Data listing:

■ ■ ■ ■ ■

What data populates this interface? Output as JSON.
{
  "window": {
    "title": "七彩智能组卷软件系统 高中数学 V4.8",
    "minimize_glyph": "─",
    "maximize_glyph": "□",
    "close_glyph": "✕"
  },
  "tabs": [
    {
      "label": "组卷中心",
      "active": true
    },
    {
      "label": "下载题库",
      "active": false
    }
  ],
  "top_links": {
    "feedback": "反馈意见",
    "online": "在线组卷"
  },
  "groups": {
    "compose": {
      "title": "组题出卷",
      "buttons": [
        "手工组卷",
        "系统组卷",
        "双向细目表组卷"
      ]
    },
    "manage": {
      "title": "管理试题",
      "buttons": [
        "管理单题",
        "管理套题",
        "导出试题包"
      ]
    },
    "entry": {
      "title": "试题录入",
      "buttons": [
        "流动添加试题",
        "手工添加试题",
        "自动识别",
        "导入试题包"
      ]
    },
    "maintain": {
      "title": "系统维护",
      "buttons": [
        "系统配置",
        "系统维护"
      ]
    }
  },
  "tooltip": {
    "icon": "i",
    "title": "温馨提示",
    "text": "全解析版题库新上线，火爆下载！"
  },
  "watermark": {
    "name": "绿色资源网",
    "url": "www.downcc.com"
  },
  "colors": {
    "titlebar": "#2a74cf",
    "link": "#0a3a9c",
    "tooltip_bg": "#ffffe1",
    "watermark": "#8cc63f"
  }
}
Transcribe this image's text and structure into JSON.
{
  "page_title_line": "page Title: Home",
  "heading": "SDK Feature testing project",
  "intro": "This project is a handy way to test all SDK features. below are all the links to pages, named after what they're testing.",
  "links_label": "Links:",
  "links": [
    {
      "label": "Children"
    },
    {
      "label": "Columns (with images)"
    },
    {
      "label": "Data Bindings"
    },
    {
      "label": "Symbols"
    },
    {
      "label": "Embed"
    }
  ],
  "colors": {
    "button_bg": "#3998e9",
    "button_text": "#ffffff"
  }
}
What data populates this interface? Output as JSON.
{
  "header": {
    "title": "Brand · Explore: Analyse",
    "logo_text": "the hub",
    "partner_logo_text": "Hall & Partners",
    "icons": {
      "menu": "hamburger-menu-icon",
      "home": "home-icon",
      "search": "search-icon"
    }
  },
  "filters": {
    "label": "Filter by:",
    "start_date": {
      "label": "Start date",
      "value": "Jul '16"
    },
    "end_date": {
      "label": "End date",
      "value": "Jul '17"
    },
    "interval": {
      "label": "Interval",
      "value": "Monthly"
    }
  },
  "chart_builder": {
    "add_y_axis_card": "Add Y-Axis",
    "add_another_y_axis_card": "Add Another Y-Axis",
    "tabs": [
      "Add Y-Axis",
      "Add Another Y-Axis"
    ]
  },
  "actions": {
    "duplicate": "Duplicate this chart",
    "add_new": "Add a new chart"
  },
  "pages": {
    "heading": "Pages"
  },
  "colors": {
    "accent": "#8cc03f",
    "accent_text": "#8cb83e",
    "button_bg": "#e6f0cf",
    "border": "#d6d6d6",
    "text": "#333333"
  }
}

■ ■ ■ ■ ■

WHAT TO PRODUCE: Your task is to repeat the data exactly, with nothing left out.

EXPECTED OUTPUT:
What data populates this interface? Output as JSON.
{
  "window": {
    "title": "七彩智能组卷软件系统 高中数学 V4.8",
    "minimize_glyph": "─",
    "maximize_glyph": "□",
    "close_glyph": "✕"
  },
  "tabs": [
    {
      "label": "组卷中心",
      "active": true
    },
    {
      "label": "下载题库",
      "active": false
    }
  ],
  "top_links": {
    "feedback": "反馈意见",
    "online": "在线组卷"
  },
  "groups": {
    "compose": {
      "title": "组题出卷",
      "buttons": [
        "手工组卷",
        "系统组卷",
        "双向细目表组卷"
      ]
    },
    "manage": {
      "title": "管理试题",
      "buttons": [
        "管理单题",
        "管理套题",
        "导出试题包"
      ]
    },
    "entry": {
      "title": "试题录入",
      "buttons": [
        "流动添加试题",
        "手工添加试题",
        "自动识别",
        "导入试题包"
      ]
    },
    "maintain": {
      "title": "系统维护",
      "buttons": [
        "系统配置",
        "系统维护"
      ]
    }
  },
  "tooltip": {
    "icon": "i",
    "title": "温馨提示",
    "text": "全解析版题库新上线，火爆下载！"
  },
  "watermark": {
    "name": "绿色资源网",
    "url": "www.downcc.com"
  },
  "colors": {
    "titlebar": "#2a74cf",
    "link": "#0a3a9c",
    "tooltip_bg": "#ffffe1",
    "watermark": "#8cc63f"
  }
}
Transcribe this image's text and structure into JSON.
{
  "page_title_line": "page Title: Home",
  "heading": "SDK Feature testing project",
  "intro": "This project is a handy way to test all SDK features. below are all the links to pages, named after what they're testing.",
  "links_label": "Links:",
  "links": [
    {
      "label": "Children"
    },
    {
      "label": "Columns (with images)"
    },
    {
      "label": "Data Bindings"
    },
    {
      "label": "Symbols"
    },
    {
      "label": "Embed"
    }
  ],
  "colors": {
    "button_bg": "#3998e9",
    "button_text": "#ffffff"
  }
}
What data populates this interface? Output as JSON.
{
  "header": {
    "title": "Brand · Explore: Analyse",
    "logo_text": "the hub",
    "partner_logo_text": "Hall & Partners",
    "icons": {
      "menu": "hamburger-menu-icon",
      "home": "home-icon",
      "search": "search-icon"
    }
  },
  "filters": {
    "label": "Filter by:",
    "start_date": {
      "label": "Start date",
      "value": "Jul '16"
    },
    "end_date": {
      "label": "End date",
      "value": "Jul '17"
    },
    "interval": {
      "label": "Interval",
      "value": "Monthly"
    }
  },
  "chart_builder": {
    "add_y_axis_card": "Add Y-Axis",
    "add_another_y_axis_card": "Add Another Y-Axis",
    "tabs": [
      "Add Y-Axis",
      "Add Another Y-Axis"
    ]
  },
  "actions": {
    "duplicate": "Duplicate this chart",
    "add_new": "Add a new chart"
  },
  "pages": {
    "heading": "Pages"
  },
  "colors": {
    "accent": "#8cc03f",
    "accent_text": "#8cb83e",
    "button_bg": "#e6f0cf",
    "border": "#d6d6d6",
    "text": "#333333"
  }
}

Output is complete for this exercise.